[Passage to read]
Adult patient analysis

In the bivariate analysis, patients with EOS were on average seven years younger (p < 0.001), had three years longer DOI (p < 0.001) and 3 ½ months longer DUP (p = 0.009) compared to patients with AOS, assessed with t-tests (Table 1). Among both patients with EOS and AOS, women had smaller caudate than men (assessed with point-biserial correlations, rpb = -0.319, p = 0.003 and rpb = -0.326, p < 0.001 for EOS and AOS, respectively). In EOS only, medication use, rpb=0.322, p = 0.003, and CPZ, assessed with Spearman’s correlation, rs = 0.248, p = 0.033, were both positively correlated with caudate volume (Table 1 & Suppl. Figure 3).

[Recorded data]
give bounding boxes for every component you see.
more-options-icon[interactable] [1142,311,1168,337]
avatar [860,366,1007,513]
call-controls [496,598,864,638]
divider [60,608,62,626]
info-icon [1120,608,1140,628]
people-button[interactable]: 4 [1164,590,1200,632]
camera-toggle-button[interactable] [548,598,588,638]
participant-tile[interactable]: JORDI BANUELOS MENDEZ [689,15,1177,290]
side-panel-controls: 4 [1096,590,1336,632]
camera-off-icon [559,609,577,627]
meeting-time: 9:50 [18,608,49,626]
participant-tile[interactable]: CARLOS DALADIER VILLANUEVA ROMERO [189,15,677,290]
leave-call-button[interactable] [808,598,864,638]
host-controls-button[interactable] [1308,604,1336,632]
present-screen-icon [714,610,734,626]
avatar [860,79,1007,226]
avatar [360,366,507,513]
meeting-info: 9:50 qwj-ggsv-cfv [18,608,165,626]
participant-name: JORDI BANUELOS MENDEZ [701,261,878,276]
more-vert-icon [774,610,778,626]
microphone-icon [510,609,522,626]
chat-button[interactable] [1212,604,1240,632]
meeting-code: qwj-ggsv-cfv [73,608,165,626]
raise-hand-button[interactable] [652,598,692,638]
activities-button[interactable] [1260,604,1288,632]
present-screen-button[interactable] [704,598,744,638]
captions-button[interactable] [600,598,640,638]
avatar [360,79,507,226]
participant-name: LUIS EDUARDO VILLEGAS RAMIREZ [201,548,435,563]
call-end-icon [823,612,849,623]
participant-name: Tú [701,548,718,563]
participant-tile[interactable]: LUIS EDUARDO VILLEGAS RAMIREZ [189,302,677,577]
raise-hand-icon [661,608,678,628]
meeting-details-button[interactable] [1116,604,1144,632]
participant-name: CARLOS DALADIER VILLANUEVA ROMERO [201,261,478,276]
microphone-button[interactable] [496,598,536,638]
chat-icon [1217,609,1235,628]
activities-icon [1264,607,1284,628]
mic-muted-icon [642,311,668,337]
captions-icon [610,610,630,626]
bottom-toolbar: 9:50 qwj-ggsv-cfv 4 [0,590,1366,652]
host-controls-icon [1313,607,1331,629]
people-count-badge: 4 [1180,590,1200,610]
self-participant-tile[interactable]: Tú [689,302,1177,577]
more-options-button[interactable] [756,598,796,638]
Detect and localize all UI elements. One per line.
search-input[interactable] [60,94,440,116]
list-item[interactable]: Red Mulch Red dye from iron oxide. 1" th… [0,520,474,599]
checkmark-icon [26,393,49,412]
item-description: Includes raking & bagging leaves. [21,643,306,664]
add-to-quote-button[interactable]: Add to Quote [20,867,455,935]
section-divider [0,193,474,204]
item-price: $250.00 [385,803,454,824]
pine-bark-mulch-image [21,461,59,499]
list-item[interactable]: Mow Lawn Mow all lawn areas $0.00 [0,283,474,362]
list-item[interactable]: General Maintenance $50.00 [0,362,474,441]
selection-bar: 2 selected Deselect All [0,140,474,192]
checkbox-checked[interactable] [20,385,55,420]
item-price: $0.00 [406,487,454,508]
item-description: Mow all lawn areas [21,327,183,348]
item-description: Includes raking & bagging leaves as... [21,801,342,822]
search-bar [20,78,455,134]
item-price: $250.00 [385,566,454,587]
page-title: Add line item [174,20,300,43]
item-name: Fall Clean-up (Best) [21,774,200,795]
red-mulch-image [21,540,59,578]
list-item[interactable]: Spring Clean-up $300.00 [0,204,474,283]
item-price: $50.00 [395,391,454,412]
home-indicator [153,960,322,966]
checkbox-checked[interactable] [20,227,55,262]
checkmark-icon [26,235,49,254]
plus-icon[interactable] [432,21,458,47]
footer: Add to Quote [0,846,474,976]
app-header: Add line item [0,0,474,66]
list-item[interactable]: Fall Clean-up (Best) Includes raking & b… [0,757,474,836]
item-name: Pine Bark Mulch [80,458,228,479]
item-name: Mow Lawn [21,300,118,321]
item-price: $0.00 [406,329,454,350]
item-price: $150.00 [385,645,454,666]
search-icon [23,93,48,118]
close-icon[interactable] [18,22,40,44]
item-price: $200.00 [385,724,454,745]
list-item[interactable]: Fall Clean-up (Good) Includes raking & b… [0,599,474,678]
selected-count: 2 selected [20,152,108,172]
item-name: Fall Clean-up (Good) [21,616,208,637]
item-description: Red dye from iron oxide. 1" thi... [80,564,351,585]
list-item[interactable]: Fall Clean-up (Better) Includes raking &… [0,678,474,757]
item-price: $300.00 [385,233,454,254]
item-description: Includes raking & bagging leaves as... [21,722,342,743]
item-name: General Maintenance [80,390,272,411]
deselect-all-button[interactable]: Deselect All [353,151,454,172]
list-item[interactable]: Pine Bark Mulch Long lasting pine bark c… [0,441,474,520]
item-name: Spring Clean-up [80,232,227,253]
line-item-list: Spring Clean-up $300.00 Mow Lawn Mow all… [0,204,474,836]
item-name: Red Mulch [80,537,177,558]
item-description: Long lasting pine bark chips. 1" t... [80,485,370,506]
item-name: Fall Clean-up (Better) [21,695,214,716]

[Required work]
1/ Set down word for word the part of the adult patient analysis text that begins at the words "Adult patient analysis" and stops after "(Table 1 & Suppl. Figure 3).".
2/ In the adult patient analysis text, how many years younger on average were patients with EOS than patients with AOS?

[Solutions to the problems]
1/
Adult patient analysis

In the bivariate analysis, patients with EOS were on average seven years younger (p < 0.001), had three years longer DOI (p < 0.001) and 3 ½ months longer DUP (p = 0.009) compared to patients with AOS, assessed with t-tests (Table 1). Among both patients with EOS and AOS, women had smaller caudate than men (assessed with point-biserial correlations, rpb = -0.319, p = 0.003 and rpb = -0.326, p < 0.001 for EOS and AOS, respectively). In EOS only, medication use, rpb=0.322, p = 0.003, and CPZ, assessed with Spearman’s correlation, rs = 0.248, p = 0.033, were both positively correlated with caudate volume (Table 1 & Suppl. Figure 3).

2/ Seven years younger.